━━━ RAW RECORDS

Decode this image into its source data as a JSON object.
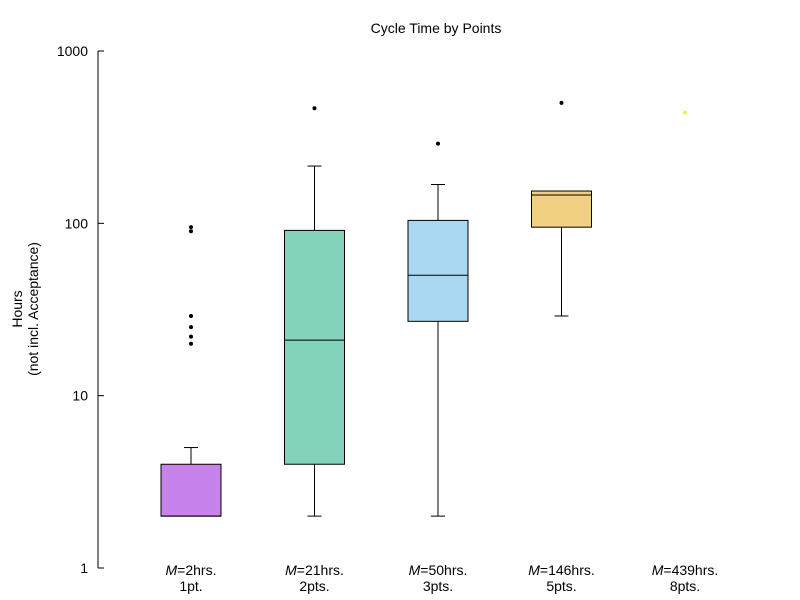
{
  "chart_data": {
    "type": "boxplot",
    "title": "Cycle Time by Points",
    "ylabel": "Hours",
    "ylabel2": "(not incl. Acceptance)",
    "yscale": "log",
    "ylim": [
      1,
      1000
    ],
    "yticks": [
      "1",
      "10",
      "100",
      "1000"
    ],
    "grid": false,
    "median_prefix": "M",
    "categories": [
      {
        "median_label": "=2hrs.",
        "label": "1pt.",
        "color": "#c882ec",
        "whisker_low": 2,
        "q1": 2,
        "median": 2,
        "q3": 4,
        "whisker_high": 5,
        "outliers": [
          20,
          22,
          25,
          29,
          90,
          95
        ]
      },
      {
        "median_label": "=21hrs.",
        "label": "2pts.",
        "color": "#82d2bc",
        "whisker_low": 2,
        "q1": 4,
        "median": 21,
        "q3": 91,
        "whisker_high": 215,
        "outliers": [
          465
        ]
      },
      {
        "median_label": "=50hrs.",
        "label": "3pts.",
        "color": "#aad8f2",
        "whisker_low": 2,
        "q1": 27,
        "median": 50,
        "q3": 104,
        "whisker_high": 168,
        "outliers": [
          290
        ]
      },
      {
        "median_label": "=146hrs.",
        "label": "5pts.",
        "color": "#f2d082",
        "whisker_low": 29,
        "q1": 95,
        "median": 146,
        "q3": 154,
        "whisker_high": 154,
        "outliers": [
          500
        ]
      },
      {
        "median_label": "=439hrs.",
        "label": "8pts.",
        "color": "#f2ec5a",
        "whisker_low": null,
        "q1": null,
        "median": 439,
        "q3": null,
        "whisker_high": null,
        "outliers": []
      }
    ]
  }
}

━━━━━━

GOAL OF THE EXERCISE:
Quote all of the entries word for word, omitting any pictures.

OUTPUT FOR THIS TASK:
Decode this image into its source data as a JSON object.
{
  "chart_data": {
    "type": "boxplot",
    "title": "Cycle Time by Points",
    "ylabel": "Hours",
    "ylabel2": "(not incl. Acceptance)",
    "yscale": "log",
    "ylim": [
      1,
      1000
    ],
    "yticks": [
      "1",
      "10",
      "100",
      "1000"
    ],
    "grid": false,
    "median_prefix": "M",
    "categories": [
      {
        "median_label": "=2hrs.",
        "label": "1pt.",
        "color": "#c882ec",
        "whisker_low": 2,
        "q1": 2,
        "median": 2,
        "q3": 4,
        "whisker_high": 5,
        "outliers": [
          20,
          22,
          25,
          29,
          90,
          95
        ]
      },
      {
        "median_label": "=21hrs.",
        "label": "2pts.",
        "color": "#82d2bc",
        "whisker_low": 2,
        "q1": 4,
        "median": 21,
        "q3": 91,
        "whisker_high": 215,
        "outliers": [
          465
        ]
      },
      {
        "median_label": "=50hrs.",
        "label": "3pts.",
        "color": "#aad8f2",
        "whisker_low": 2,
        "q1": 27,
        "median": 50,
        "q3": 104,
        "whisker_high": 168,
        "outliers": [
          290
        ]
      },
      {
        "median_label": "=146hrs.",
        "label": "5pts.",
        "color": "#f2d082",
        "whisker_low": 29,
        "q1": 95,
        "median": 146,
        "q3": 154,
        "whisker_high": 154,
        "outliers": [
          500
        ]
      },
      {
        "median_label": "=439hrs.",
        "label": "8pts.",
        "color": "#f2ec5a",
        "whisker_low": null,
        "q1": null,
        "median": 439,
        "q3": null,
        "whisker_high": null,
        "outliers": []
      }
    ]
  }
}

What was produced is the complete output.